==== PROVIDED DATA ====

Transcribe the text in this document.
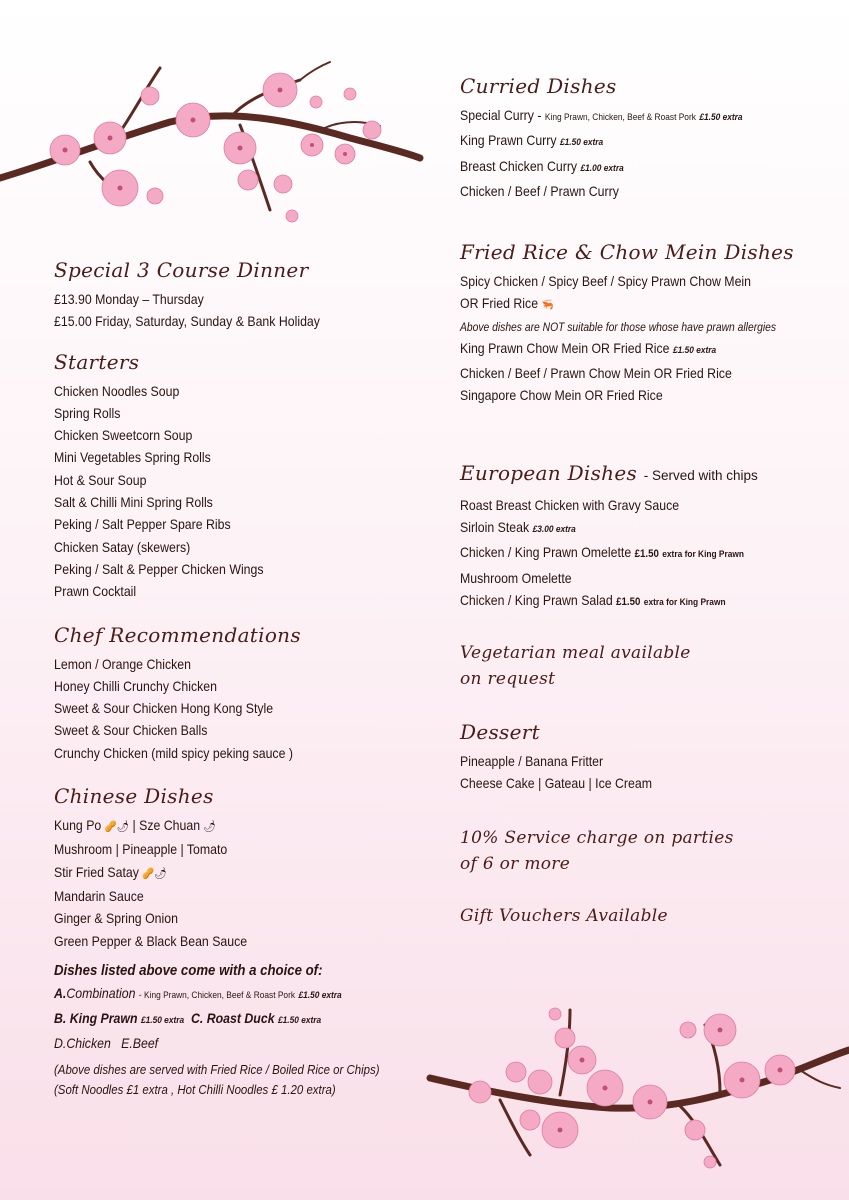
Special 3 Course Dinner
£13.90 Monday – Thursday
£15.00 Friday, Saturday, Sunday & Bank Holiday
Starters
Chicken Noodles Soup
Spring Rolls
Chicken Sweetcorn Soup
Mini Vegetables Spring Rolls
Hot & Sour Soup
Salt & Chilli Mini Spring Rolls
Peking / Salt Pepper Spare Ribs
Chicken Satay (skewers)
Peking / Salt & Pepper Chicken Wings
Prawn Cocktail
Chef Recommendations
Lemon / Orange Chicken
Honey Chilli Crunchy Chicken
Sweet & Sour Chicken Hong Kong Style
Sweet & Sour Chicken Balls
Crunchy Chicken (mild spicy peking sauce )
Chinese Dishes
Kung Po 🥜🌶 | Sze Chuan 🌶
Mushroom | Pineapple | Tomato
Stir Fried Satay 🥜🌶
Mandarin Sauce
Ginger & Spring Onion
Green Pepper & Black Bean Sauce
Dishes listed above come with a choice of:
A.Combination - King Prawn, Chicken, Beef & Roast Pork £1.50 extra
B. King Prawn £1.50 extra C. Roast Duck £1.50 extra
D.Chicken E.Beef
(Above dishes are served with Fried Rice / Boiled Rice or Chips)
(Soft Noodles £1 extra , Hot Chilli Noodles £ 1.20 extra)
Curried Dishes
Special Curry - King Prawn, Chicken, Beef & Roast Pork £1.50 extra
King Prawn Curry £1.50 extra
Breast Chicken Curry £1.00 extra
Chicken / Beef / Prawn Curry
Fried Rice & Chow Mein Dishes
Spicy Chicken / Spicy Beef / Spicy Prawn Chow Mein
OR Fried Rice 🦐
Above dishes are NOT suitable for those whose have prawn allergies
King Prawn Chow Mein OR Fried Rice £1.50 extra
Chicken / Beef / Prawn Chow Mein OR Fried Rice
Singapore Chow Mein OR Fried Rice
European Dishes - Served with chips
Roast Breast Chicken with Gravy Sauce
Sirloin Steak £3.00 extra
Chicken / King Prawn Omelette £1.50 extra for King Prawn
Mushroom Omelette
Chicken / King Prawn Salad £1.50 extra for King Prawn
Vegetarian meal available
on request
Dessert
Pineapple / Banana Fritter
Cheese Cake | Gateau | Ice Cream
10% Service charge on parties
of 6 or more
Gift Vouchers Available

====

**WORK TO COMPLETE:**
Reproduce the material word for word. Any pictures should be left out of the copy.

**TASK SOLUTION:**
Transcribe the text in this document.
Special 3 Course Dinner
£13.90 Monday – Thursday
£15.00 Friday, Saturday, Sunday & Bank Holiday
Starters
Chicken Noodles Soup
Spring Rolls
Chicken Sweetcorn Soup
Mini Vegetables Spring Rolls
Hot & Sour Soup
Salt & Chilli Mini Spring Rolls
Peking / Salt Pepper Spare Ribs
Chicken Satay (skewers)
Peking / Salt & Pepper Chicken Wings
Prawn Cocktail
Chef Recommendations
Lemon / Orange Chicken
Honey Chilli Crunchy Chicken
Sweet & Sour Chicken Hong Kong Style
Sweet & Sour Chicken Balls
Crunchy Chicken (mild spicy peking sauce )
Chinese Dishes
Kung Po 🥜🌶 | Sze Chuan 🌶
Mushroom | Pineapple | Tomato
Stir Fried Satay 🥜🌶
Mandarin Sauce
Ginger & Spring Onion
Green Pepper & Black Bean Sauce
Dishes listed above come with a choice of:
A.Combination - King Prawn, Chicken, Beef & Roast Pork £1.50 extra
B. King Prawn £1.50 extra C. Roast Duck £1.50 extra
D.Chicken E.Beef
(Above dishes are served with Fried Rice / Boiled Rice or Chips)
(Soft Noodles £1 extra , Hot Chilli Noodles £ 1.20 extra)
Curried Dishes
Special Curry - King Prawn, Chicken, Beef & Roast Pork £1.50 extra
King Prawn Curry £1.50 extra
Breast Chicken Curry £1.00 extra
Chicken / Beef / Prawn Curry
Fried Rice & Chow Mein Dishes
Spicy Chicken / Spicy Beef / Spicy Prawn Chow Mein
OR Fried Rice 🦐
Above dishes are NOT suitable for those whose have prawn allergies
King Prawn Chow Mein OR Fried Rice £1.50 extra
Chicken / Beef / Prawn Chow Mein OR Fried Rice
Singapore Chow Mein OR Fried Rice
European Dishes - Served with chips
Roast Breast Chicken with Gravy Sauce
Sirloin Steak £3.00 extra
Chicken / King Prawn Omelette £1.50 extra for King Prawn
Mushroom Omelette
Chicken / King Prawn Salad £1.50 extra for King Prawn
Vegetarian meal available
on request
Dessert
Pineapple / Banana Fritter
Cheese Cake | Gateau | Ice Cream
10% Service charge on parties
of 6 or more
Gift Vouchers Available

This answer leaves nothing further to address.